Timbal merupakan racun yang bersifat kumulatif.  Sekitar 90% dari timbal yang terkumpul dalam tubuh masuk ke dalam tulang.  Dari tulang Pb dapat diremobilisasi lagi dan masuk ke dalam peredaran darah.  Timbal terikat dengan kuat pada banyak jenis senyawa seperti asam amino, haemoglobin, banyak jenis enzim, RNA dan DNA sehingga dapat mengganggu banyak alur metabolisme (Setiono et al 1998).
Pada penelitian ini supir angkot yang diteliti kandungan Pb pada rambutnya berumur 40 sampai 50 tahun dengan masa kerja 20 sampai 29 tahun .  Hasil  analisis  regresi, lama bekerja berpengaruh sangat nyata (ά=0,01>p=0,0002) terhadap kandungan timbal (Pb) pada rambut, semakin lama bekerja  semakin tinggi Pb dalam rambut.  Keragaman  Pb dalam rambut sebesar 76,68%  sedangkan umur berkontribusi 2,24% terhadap Pb dalam rambut.   Lama kerja 25 hingga 29 tahun pada supir oplet yang diteliti mengandung Pb dalam rambut sebesar 2,32 –2,33 ppm.

Catatan dari sebuah himpunan data
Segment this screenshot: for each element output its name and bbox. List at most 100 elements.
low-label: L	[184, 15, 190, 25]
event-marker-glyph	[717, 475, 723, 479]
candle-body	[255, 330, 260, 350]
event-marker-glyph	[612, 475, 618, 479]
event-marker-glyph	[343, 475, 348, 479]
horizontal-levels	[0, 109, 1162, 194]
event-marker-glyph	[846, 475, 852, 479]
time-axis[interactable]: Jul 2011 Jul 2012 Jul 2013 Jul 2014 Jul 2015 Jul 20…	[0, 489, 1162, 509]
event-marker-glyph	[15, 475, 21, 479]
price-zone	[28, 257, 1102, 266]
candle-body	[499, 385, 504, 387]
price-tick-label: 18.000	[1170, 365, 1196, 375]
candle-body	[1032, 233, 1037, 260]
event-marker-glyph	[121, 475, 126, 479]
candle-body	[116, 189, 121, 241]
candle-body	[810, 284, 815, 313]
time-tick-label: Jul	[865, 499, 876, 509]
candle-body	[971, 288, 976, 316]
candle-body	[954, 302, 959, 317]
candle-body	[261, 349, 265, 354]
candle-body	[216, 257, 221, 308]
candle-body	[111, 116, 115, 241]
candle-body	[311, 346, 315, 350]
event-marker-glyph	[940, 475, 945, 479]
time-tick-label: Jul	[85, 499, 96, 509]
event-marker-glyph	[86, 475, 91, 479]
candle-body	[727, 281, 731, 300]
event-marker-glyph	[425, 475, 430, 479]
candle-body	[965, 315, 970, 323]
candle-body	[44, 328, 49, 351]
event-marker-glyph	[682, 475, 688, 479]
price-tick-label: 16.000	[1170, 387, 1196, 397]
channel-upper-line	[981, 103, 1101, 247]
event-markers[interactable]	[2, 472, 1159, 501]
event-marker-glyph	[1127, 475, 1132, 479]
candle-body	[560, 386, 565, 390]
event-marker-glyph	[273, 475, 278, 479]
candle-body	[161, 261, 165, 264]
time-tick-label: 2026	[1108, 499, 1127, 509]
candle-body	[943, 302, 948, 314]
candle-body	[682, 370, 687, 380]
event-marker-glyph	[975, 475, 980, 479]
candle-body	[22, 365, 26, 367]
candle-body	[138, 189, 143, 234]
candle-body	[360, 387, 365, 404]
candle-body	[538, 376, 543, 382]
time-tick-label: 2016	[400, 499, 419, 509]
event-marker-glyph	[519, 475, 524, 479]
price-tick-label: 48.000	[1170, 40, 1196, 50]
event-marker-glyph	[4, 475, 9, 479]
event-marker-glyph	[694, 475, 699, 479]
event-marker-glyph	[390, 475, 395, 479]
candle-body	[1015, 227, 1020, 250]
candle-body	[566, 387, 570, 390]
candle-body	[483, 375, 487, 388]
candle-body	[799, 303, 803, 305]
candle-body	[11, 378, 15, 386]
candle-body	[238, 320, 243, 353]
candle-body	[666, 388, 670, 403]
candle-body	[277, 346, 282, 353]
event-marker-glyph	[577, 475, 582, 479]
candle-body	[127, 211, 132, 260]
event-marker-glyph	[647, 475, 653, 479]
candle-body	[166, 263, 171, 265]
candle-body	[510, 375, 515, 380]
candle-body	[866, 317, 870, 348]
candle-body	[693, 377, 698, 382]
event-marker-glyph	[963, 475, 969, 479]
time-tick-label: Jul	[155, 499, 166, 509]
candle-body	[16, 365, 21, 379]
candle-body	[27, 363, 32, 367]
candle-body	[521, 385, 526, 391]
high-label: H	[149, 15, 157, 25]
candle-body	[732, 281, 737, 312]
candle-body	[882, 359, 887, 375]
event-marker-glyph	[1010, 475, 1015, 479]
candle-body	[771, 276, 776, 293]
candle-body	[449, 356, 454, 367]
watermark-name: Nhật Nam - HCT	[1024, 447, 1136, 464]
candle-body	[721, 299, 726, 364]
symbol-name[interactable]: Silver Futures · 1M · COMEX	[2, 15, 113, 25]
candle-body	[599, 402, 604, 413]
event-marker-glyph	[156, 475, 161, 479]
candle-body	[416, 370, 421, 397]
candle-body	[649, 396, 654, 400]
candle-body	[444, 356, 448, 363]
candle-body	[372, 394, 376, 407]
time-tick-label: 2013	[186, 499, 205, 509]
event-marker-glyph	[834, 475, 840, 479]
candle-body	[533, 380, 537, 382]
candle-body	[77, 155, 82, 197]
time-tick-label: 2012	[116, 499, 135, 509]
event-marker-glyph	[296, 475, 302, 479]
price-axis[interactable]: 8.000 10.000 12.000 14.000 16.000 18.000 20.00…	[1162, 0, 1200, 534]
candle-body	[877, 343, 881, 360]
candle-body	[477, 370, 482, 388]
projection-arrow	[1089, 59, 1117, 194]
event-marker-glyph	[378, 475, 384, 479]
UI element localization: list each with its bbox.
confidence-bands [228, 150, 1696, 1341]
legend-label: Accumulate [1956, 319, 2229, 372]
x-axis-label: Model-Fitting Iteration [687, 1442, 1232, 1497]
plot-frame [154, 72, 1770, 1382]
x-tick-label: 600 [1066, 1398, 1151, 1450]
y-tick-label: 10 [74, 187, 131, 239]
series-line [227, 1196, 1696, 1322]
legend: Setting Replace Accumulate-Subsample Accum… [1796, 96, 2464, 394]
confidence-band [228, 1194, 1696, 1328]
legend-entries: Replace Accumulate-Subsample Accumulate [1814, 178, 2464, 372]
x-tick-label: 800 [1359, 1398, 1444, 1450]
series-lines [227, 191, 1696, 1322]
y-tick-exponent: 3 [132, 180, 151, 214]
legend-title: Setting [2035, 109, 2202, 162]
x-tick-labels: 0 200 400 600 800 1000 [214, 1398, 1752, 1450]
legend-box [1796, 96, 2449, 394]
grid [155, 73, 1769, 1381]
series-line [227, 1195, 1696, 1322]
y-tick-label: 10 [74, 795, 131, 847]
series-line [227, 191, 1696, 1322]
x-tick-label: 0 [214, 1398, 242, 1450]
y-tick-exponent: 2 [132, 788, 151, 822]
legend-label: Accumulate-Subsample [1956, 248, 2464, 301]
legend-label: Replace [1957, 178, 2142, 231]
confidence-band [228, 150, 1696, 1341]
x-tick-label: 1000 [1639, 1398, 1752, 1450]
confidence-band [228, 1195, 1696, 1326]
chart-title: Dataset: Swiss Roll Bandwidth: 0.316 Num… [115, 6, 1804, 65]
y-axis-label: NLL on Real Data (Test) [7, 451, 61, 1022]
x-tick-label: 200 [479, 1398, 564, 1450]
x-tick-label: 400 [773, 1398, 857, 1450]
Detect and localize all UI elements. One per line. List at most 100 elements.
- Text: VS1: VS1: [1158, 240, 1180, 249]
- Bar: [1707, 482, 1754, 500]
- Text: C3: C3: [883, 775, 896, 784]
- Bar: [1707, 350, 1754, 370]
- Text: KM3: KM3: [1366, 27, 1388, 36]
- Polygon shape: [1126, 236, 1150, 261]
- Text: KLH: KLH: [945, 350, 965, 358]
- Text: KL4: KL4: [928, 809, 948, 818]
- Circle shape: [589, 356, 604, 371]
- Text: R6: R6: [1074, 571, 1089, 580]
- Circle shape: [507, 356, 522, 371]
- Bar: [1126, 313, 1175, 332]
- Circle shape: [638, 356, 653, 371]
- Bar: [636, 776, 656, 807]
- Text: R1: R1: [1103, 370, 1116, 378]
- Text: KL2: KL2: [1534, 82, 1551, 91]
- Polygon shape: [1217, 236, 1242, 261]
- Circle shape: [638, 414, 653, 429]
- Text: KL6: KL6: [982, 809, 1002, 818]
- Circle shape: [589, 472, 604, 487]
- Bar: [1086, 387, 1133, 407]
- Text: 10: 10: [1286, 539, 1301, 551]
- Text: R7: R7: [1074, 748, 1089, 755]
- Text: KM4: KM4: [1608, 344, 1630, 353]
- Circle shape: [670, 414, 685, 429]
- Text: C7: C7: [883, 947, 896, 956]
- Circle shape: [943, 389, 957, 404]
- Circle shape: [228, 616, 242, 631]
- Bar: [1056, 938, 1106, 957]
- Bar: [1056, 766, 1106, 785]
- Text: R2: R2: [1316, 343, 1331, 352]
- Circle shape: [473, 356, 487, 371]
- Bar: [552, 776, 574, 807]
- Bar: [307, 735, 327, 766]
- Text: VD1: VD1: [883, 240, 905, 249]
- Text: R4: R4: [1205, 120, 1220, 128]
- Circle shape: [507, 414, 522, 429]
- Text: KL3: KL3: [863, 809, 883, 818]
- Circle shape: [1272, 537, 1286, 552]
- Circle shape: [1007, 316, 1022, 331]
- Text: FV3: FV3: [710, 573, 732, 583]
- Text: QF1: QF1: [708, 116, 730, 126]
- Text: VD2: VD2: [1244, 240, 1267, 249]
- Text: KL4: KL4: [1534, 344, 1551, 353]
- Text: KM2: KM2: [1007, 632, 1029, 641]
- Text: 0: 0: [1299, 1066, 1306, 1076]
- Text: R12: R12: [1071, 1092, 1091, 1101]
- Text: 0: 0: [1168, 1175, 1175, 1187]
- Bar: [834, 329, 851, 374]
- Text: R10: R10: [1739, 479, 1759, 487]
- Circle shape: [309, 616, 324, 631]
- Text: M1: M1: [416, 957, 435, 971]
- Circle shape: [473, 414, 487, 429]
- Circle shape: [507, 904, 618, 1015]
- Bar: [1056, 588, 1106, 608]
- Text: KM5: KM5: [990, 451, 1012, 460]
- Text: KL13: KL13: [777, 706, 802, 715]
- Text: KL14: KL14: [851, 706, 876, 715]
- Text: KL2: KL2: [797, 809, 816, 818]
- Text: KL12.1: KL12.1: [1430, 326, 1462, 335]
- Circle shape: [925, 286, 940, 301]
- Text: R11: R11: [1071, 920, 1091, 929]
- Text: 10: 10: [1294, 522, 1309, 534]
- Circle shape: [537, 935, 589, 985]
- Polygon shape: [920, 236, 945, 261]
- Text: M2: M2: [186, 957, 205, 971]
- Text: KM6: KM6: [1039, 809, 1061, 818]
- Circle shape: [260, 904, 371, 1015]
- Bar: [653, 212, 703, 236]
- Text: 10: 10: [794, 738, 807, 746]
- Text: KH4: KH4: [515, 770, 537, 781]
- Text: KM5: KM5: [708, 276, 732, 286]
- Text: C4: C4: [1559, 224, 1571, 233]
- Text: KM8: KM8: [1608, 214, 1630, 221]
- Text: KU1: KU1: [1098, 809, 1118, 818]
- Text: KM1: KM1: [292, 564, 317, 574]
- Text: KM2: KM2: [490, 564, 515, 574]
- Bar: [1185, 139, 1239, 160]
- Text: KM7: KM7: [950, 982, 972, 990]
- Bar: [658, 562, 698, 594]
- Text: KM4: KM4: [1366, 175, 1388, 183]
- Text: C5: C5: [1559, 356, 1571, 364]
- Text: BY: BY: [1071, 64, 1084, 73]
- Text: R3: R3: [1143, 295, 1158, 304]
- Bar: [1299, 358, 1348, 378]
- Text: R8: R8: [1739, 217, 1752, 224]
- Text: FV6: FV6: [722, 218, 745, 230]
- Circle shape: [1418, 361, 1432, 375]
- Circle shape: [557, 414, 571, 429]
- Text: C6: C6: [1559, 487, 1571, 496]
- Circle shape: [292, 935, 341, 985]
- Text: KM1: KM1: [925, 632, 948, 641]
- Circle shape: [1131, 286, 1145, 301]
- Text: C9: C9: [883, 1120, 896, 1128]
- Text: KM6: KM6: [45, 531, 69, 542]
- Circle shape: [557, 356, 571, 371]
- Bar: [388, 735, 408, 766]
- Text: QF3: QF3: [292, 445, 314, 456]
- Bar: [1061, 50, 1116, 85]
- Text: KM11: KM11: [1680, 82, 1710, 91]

PERINTAH TUGAS - Menurut bacaan tentang timbal, berapa persen timbal yang terkumpul dalam tubuh masuk ke dalam tulang?

HASIL PENGERJAAN - Sekitar 90%.